Stored dataset items
-- -- --

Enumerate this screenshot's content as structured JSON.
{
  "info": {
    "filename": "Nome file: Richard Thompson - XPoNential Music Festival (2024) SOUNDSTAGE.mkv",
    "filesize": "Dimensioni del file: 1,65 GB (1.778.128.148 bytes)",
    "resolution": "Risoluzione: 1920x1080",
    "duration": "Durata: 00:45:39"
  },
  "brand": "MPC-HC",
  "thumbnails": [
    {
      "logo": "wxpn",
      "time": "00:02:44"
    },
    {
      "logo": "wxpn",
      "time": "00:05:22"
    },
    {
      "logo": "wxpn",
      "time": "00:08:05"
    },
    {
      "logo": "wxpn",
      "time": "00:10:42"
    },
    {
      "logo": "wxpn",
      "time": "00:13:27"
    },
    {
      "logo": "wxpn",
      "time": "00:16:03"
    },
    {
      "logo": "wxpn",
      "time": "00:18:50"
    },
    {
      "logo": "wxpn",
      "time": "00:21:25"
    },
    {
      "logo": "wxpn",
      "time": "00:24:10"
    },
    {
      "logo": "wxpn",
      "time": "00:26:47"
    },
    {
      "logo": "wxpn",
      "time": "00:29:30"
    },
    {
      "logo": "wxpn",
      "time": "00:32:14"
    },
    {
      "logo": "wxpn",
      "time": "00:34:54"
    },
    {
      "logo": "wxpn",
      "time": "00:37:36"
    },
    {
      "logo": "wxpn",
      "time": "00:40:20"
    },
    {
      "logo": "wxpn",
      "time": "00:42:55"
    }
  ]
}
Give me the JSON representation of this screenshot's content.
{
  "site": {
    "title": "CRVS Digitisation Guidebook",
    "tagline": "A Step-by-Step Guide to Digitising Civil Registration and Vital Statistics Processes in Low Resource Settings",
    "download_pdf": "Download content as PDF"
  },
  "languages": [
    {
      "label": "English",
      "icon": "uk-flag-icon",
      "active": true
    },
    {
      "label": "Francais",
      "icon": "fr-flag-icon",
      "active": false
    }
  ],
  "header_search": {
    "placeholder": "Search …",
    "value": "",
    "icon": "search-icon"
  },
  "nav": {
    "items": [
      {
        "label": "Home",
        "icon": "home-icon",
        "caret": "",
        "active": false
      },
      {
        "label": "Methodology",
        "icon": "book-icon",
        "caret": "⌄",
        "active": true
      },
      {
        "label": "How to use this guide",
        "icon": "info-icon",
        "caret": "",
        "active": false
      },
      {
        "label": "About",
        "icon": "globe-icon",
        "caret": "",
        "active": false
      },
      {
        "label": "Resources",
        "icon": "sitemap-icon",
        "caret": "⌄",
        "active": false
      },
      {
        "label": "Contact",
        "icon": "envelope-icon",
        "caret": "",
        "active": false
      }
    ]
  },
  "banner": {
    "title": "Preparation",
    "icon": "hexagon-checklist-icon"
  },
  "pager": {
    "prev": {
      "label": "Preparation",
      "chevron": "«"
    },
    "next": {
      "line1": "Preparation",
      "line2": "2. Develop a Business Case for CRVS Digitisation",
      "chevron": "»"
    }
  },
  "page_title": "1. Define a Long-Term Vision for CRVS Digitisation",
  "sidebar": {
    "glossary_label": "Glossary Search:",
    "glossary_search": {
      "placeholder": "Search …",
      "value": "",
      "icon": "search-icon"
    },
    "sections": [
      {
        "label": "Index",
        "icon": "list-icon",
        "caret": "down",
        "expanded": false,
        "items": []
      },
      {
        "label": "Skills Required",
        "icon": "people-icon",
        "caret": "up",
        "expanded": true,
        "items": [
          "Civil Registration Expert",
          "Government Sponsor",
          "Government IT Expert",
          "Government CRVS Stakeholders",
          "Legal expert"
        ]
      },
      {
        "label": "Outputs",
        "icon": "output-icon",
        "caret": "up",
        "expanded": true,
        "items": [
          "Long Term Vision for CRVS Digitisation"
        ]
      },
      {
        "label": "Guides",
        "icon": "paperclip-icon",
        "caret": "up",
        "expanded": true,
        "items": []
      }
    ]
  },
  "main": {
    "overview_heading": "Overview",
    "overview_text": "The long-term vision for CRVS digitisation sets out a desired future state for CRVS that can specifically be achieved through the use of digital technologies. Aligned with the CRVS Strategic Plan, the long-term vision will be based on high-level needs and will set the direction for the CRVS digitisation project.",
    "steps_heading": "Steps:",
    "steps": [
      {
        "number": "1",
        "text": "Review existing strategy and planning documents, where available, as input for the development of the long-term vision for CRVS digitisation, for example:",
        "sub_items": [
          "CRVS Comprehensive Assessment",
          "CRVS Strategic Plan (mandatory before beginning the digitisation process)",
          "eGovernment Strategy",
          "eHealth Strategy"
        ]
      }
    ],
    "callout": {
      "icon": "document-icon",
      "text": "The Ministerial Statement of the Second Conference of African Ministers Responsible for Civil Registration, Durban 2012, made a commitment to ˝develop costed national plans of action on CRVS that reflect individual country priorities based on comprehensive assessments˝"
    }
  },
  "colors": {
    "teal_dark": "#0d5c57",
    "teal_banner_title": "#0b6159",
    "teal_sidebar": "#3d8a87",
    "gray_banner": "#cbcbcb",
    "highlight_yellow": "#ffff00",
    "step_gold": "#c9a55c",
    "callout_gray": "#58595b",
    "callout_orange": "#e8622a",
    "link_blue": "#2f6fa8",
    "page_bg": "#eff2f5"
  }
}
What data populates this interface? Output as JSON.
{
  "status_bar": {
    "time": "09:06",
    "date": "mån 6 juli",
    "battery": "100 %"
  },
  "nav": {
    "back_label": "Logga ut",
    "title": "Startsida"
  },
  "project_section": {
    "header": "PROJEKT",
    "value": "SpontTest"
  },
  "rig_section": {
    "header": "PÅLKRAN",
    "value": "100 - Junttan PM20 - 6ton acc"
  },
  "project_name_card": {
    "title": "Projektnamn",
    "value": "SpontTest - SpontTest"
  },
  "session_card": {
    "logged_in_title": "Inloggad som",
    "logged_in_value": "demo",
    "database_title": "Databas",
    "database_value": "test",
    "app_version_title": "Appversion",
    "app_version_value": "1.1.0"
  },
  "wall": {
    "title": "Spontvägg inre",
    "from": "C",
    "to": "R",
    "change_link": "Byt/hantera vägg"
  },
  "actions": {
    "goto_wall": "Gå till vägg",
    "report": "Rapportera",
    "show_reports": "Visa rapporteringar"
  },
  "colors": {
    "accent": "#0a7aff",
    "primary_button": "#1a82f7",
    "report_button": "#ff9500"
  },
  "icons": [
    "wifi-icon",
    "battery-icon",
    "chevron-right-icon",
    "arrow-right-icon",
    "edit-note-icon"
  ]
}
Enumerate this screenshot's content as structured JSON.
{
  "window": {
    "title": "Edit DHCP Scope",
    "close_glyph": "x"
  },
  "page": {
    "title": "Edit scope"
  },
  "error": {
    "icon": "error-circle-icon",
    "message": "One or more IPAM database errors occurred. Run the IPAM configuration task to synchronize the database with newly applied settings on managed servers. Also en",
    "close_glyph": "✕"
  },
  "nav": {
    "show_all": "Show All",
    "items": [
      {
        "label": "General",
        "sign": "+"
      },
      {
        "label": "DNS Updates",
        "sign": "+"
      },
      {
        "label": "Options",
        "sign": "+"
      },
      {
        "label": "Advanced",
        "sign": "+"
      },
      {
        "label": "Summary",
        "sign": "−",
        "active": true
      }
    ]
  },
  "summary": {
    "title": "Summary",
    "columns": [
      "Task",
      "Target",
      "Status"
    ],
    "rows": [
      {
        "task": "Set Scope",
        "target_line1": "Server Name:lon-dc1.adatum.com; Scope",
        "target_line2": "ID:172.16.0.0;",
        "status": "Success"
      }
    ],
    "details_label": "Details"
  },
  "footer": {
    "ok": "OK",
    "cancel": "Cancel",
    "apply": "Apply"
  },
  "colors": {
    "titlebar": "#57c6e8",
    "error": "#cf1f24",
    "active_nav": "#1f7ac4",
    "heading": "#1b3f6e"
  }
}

-- -- --

Required task:
In the entries above, find the lines containing the word "JSON" and say how many there are, with no other words.

Response:
4